Instructions to follow:
Drop the pictures, then extract the listing word for word.

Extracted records
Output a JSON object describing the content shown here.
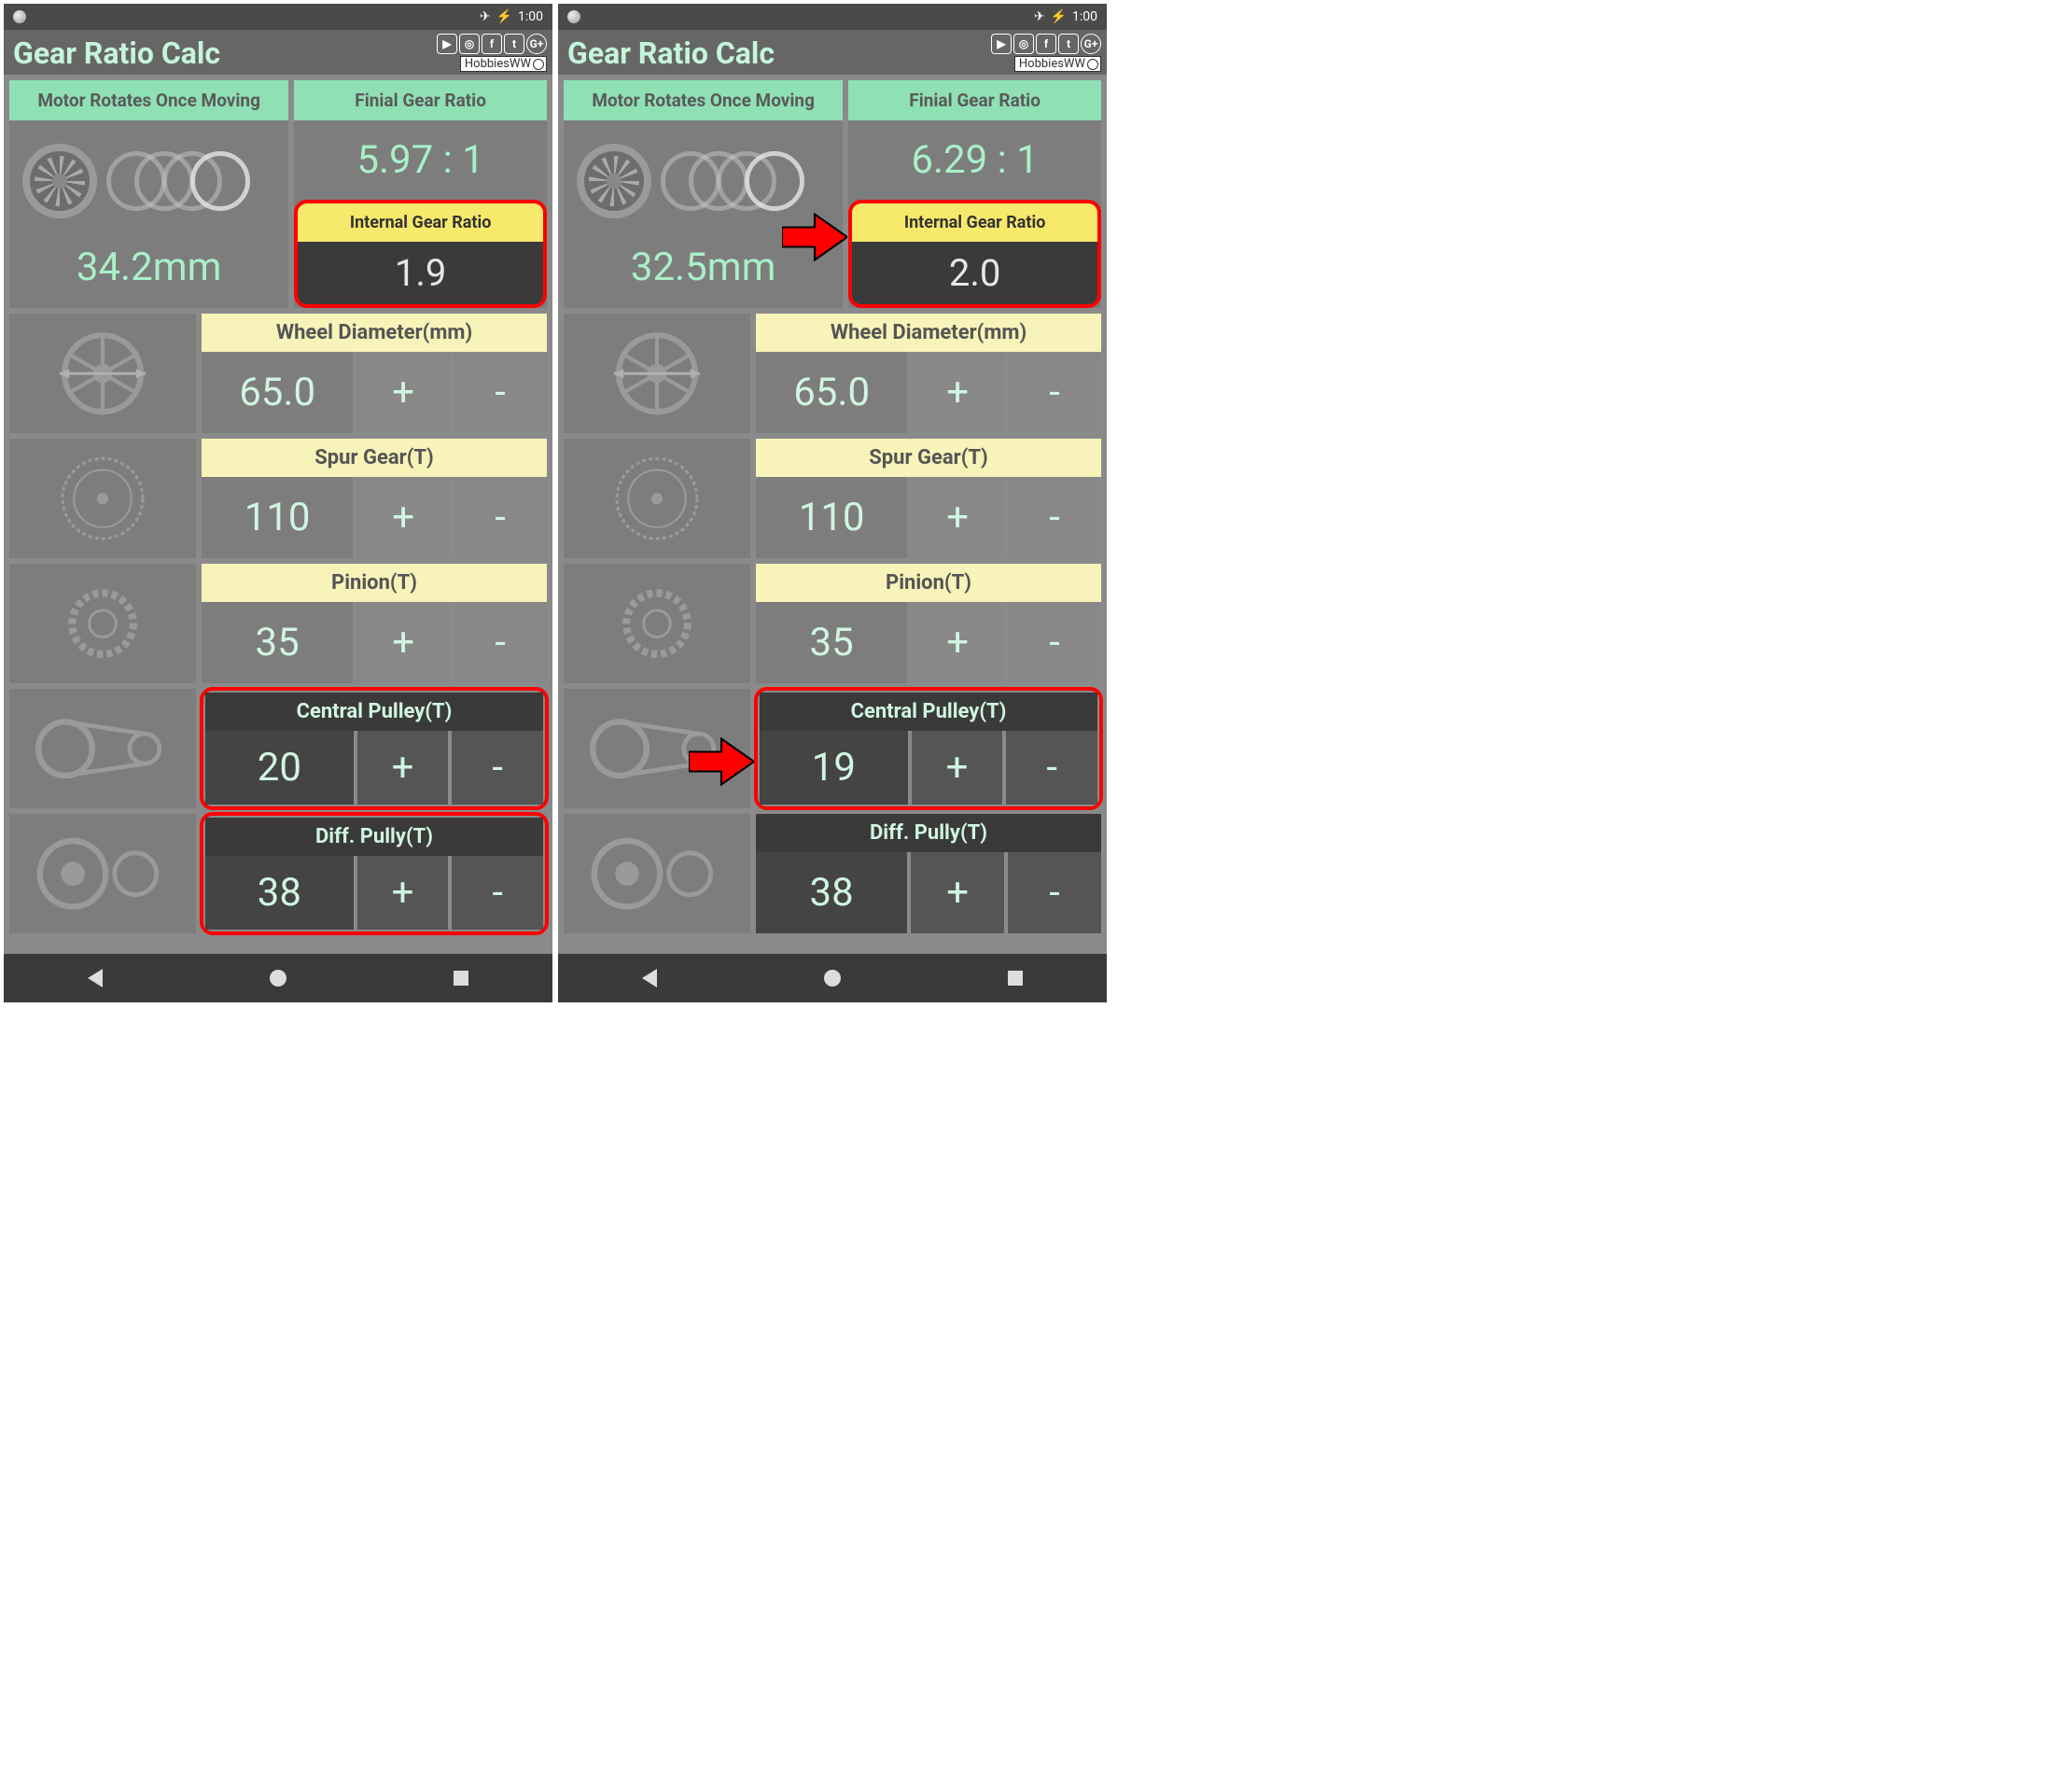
{
  "statusbar": {
    "time": "1:00"
  },
  "header": {
    "title": "Gear Ratio Calc",
    "search_tag": "HobbiesWW"
  },
  "labels": {
    "motor_rotates": "Motor Rotates Once Moving",
    "final_ratio": "Finial Gear Ratio",
    "internal_ratio": "Internal Gear Ratio",
    "wheel_diameter": "Wheel Diameter(mm)",
    "spur_gear": "Spur Gear(T)",
    "pinion": "Pinion(T)",
    "central_pulley": "Central Pulley(T)",
    "diff_pulley": "Diff. Pully(T)",
    "plus": "+",
    "minus": "-"
  },
  "screens": [
    {
      "mm": "34.2mm",
      "final_ratio": "5.97 : 1",
      "internal_ratio": "1.9",
      "wheel_diameter": "65.0",
      "spur_gear": "110",
      "pinion": "35",
      "central_pulley": "20",
      "diff_pulley": "38",
      "highlights": {
        "internal": true,
        "central": true,
        "diff": true,
        "arrows": false
      }
    },
    {
      "mm": "32.5mm",
      "final_ratio": "6.29 : 1",
      "internal_ratio": "2.0",
      "wheel_diameter": "65.0",
      "spur_gear": "110",
      "pinion": "35",
      "central_pulley": "19",
      "diff_pulley": "38",
      "highlights": {
        "internal": true,
        "central": true,
        "diff": false,
        "arrows": true
      }
    }
  ]
}
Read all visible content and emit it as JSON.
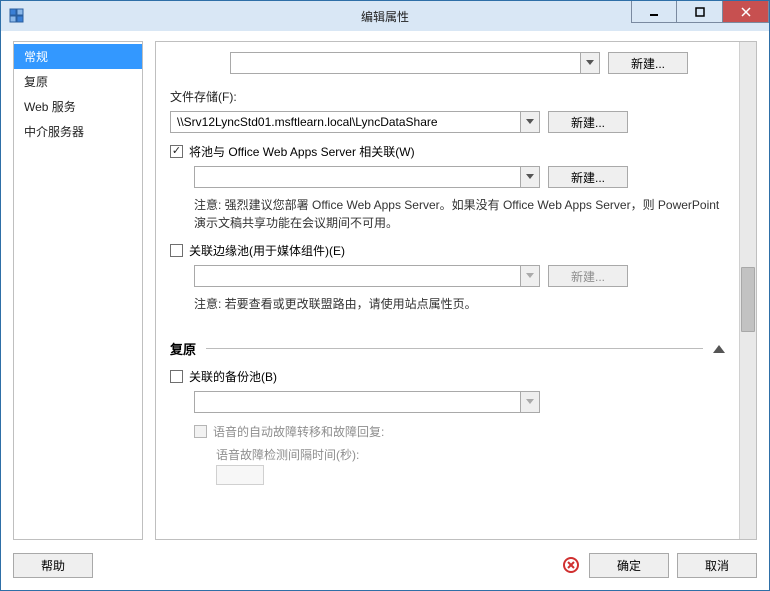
{
  "window": {
    "title": "编辑属性"
  },
  "sidebar": {
    "items": [
      {
        "label": "常规"
      },
      {
        "label": "复原"
      },
      {
        "label": "Web 服务"
      },
      {
        "label": "中介服务器"
      }
    ]
  },
  "main": {
    "top_combo_value": "",
    "top_new_label": "新建...",
    "file_store_label": "文件存储(F):",
    "file_store_value": "\\\\Srv12LyncStd01.msftlearn.local\\LyncDataShare",
    "file_store_new_label": "新建...",
    "owa_checkbox_label": "将池与 Office Web Apps Server 相关联(W)",
    "owa_checked": true,
    "owa_combo_value": "",
    "owa_new_label": "新建...",
    "owa_note": "注意: 强烈建议您部署 Office Web Apps Server。如果没有 Office Web Apps Server，则 PowerPoint 演示文稿共享功能在会议期间不可用。",
    "edge_checkbox_label": "关联边缘池(用于媒体组件)(E)",
    "edge_checked": false,
    "edge_combo_value": "",
    "edge_new_label": "新建...",
    "edge_note": "注意: 若要查看或更改联盟路由，请使用站点属性页。",
    "resiliency_header": "复原",
    "backup_checkbox_label": "关联的备份池(B)",
    "backup_checked": false,
    "backup_combo_value": "",
    "voice_fail_label": "语音的自动故障转移和故障回复:",
    "voice_fail_checked": false,
    "voice_interval_label": "语音故障检测间隔时间(秒):",
    "voice_interval_value": ""
  },
  "footer": {
    "help_label": "帮助",
    "ok_label": "确定",
    "cancel_label": "取消"
  }
}
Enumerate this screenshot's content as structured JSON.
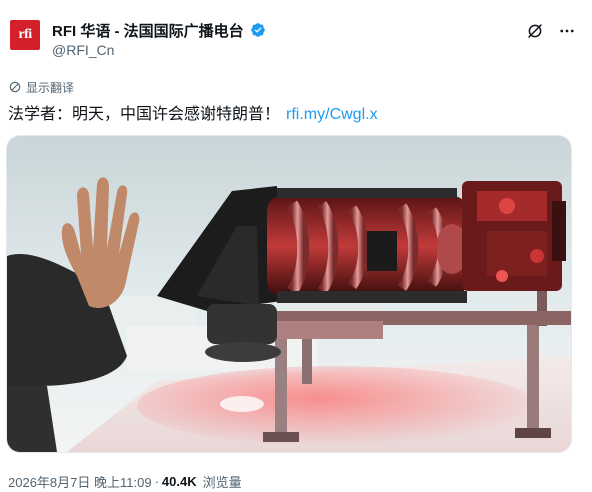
{
  "account": {
    "avatar_text": "rfi",
    "display_name": "RFI 华语 - 法国国际广播电台",
    "handle": "@RFI_Cn"
  },
  "translate": {
    "label": "显示翻译"
  },
  "post": {
    "text": "法学者：明天，中国许会感谢特朗普！",
    "link": "rfi.my/Cwgl.x"
  },
  "footer": {
    "datetime": "2026年8月7日 晚上11:09",
    "separator": "·",
    "views_count": "40.4K",
    "views_label": "浏览量"
  },
  "colors": {
    "brand": "#d3202a",
    "link": "#1d9bf0",
    "secondary_text": "#536471",
    "verified": "#1d9bf0"
  },
  "icons": {
    "verified": "verified-badge-icon",
    "grok": "grok-icon",
    "more": "more-dots-icon",
    "translate": "translate-icon"
  }
}
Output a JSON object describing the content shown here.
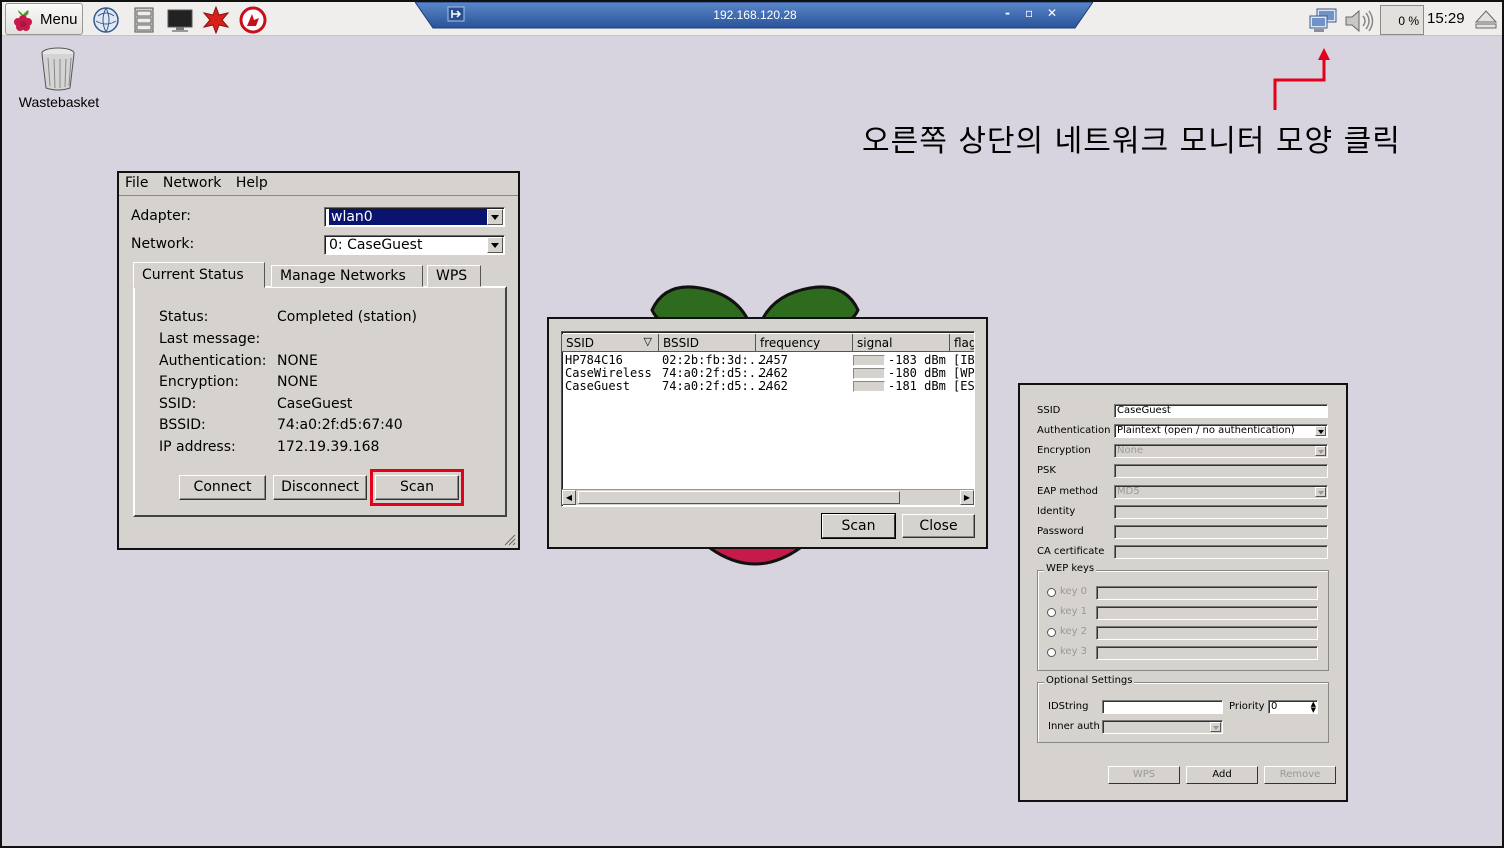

Written response:
Output a JSON object describing the content shown here.
{
  "statusbar": {
    "time": "1:00"
  },
  "header": {
    "title": "Gear Ratio Calc",
    "search_tag": "HobbiesWW"
  },
  "labels": {
    "motor_rotates": "Motor Rotates Once Moving",
    "final_ratio": "Finial Gear Ratio",
    "internal_ratio": "Internal Gear Ratio",
    "wheel_diameter": "Wheel Diameter(mm)",
    "spur_gear": "Spur Gear(T)",
    "pinion": "Pinion(T)",
    "central_pulley": "Central Pulley(T)",
    "diff_pulley": "Diff. Pully(T)",
    "plus": "+",
    "minus": "-"
  },
  "screens": [
    {
      "mm": "34.2mm",
      "final_ratio": "5.97 : 1",
      "internal_ratio": "1.9",
      "wheel_diameter": "65.0",
      "spur_gear": "110",
      "pinion": "35",
      "central_pulley": "20",
      "diff_pulley": "38",
      "highlights": {
        "internal": true,
        "central": true,
        "diff": true,
        "arrows": false
      }
    },
    {
      "mm": "32.5mm",
      "final_ratio": "6.29 : 1",
      "internal_ratio": "2.0",
      "wheel_diameter": "65.0",
      "spur_gear": "110",
      "pinion": "35",
      "central_pulley": "19",
      "diff_pulley": "38",
      "highlights": {
        "internal": true,
        "central": true,
        "diff": false,
        "arrows": true
      }
    }
  ]
}
Read all visible content and emit it as JSON.
{
  "window": {
    "title": "编辑属性"
  },
  "sidebar": {
    "items": [
      {
        "label": "常规"
      },
      {
        "label": "复原"
      },
      {
        "label": "Web 服务"
      },
      {
        "label": "中介服务器"
      }
    ]
  },
  "main": {
    "top_combo_value": "",
    "top_new_label": "新建...",
    "file_store_label": "文件存储(F):",
    "file_store_value": "\\\\Srv12LyncStd01.msftlearn.local\\LyncDataShare",
    "file_store_new_label": "新建...",
    "owa_checkbox_label": "将池与 Office Web Apps Server 相关联(W)",
    "owa_checked": true,
    "owa_combo_value": "",
    "owa_new_label": "新建...",
    "owa_note": "注意: 强烈建议您部署 Office Web Apps Server。如果没有 Office Web Apps Server，则 PowerPoint 演示文稿共享功能在会议期间不可用。",
    "edge_checkbox_label": "关联边缘池(用于媒体组件)(E)",
    "edge_checked": false,
    "edge_combo_value": "",
    "edge_new_label": "新建...",
    "edge_note": "注意: 若要查看或更改联盟路由，请使用站点属性页。",
    "resiliency_header": "复原",
    "backup_checkbox_label": "关联的备份池(B)",
    "backup_checked": false,
    "backup_combo_value": "",
    "voice_fail_label": "语音的自动故障转移和故障回复:",
    "voice_fail_checked": false,
    "voice_interval_label": "语音故障检测间隔时间(秒):",
    "voice_interval_value": ""
  },
  "footer": {
    "help_label": "帮助",
    "ok_label": "确定",
    "cancel_label": "取消"
  }
}
Enumerate this screenshot's content as structured JSON.
{
  "account": {
    "avatar_text": "rfi",
    "display_name": "RFI 华语 - 法国国际广播电台",
    "handle": "@RFI_Cn"
  },
  "translate": {
    "label": "显示翻译"
  },
  "post": {
    "text": "法学者：明天，中国许会感谢特朗普！",
    "link": "rfi.my/Cwgl.x"
  },
  "footer": {
    "datetime": "2026年8月7日 晚上11:09",
    "separator": "·",
    "views_count": "40.4K",
    "views_label": "浏览量"
  },
  "colors": {
    "brand": "#d3202a",
    "link": "#1d9bf0",
    "secondary_text": "#536471",
    "verified": "#1d9bf0"
  },
  "icons": {
    "verified": "verified-badge-icon",
    "grok": "grok-icon",
    "more": "more-dots-icon",
    "translate": "translate-icon"
  }
}
Output a JSON object describing the content shown here.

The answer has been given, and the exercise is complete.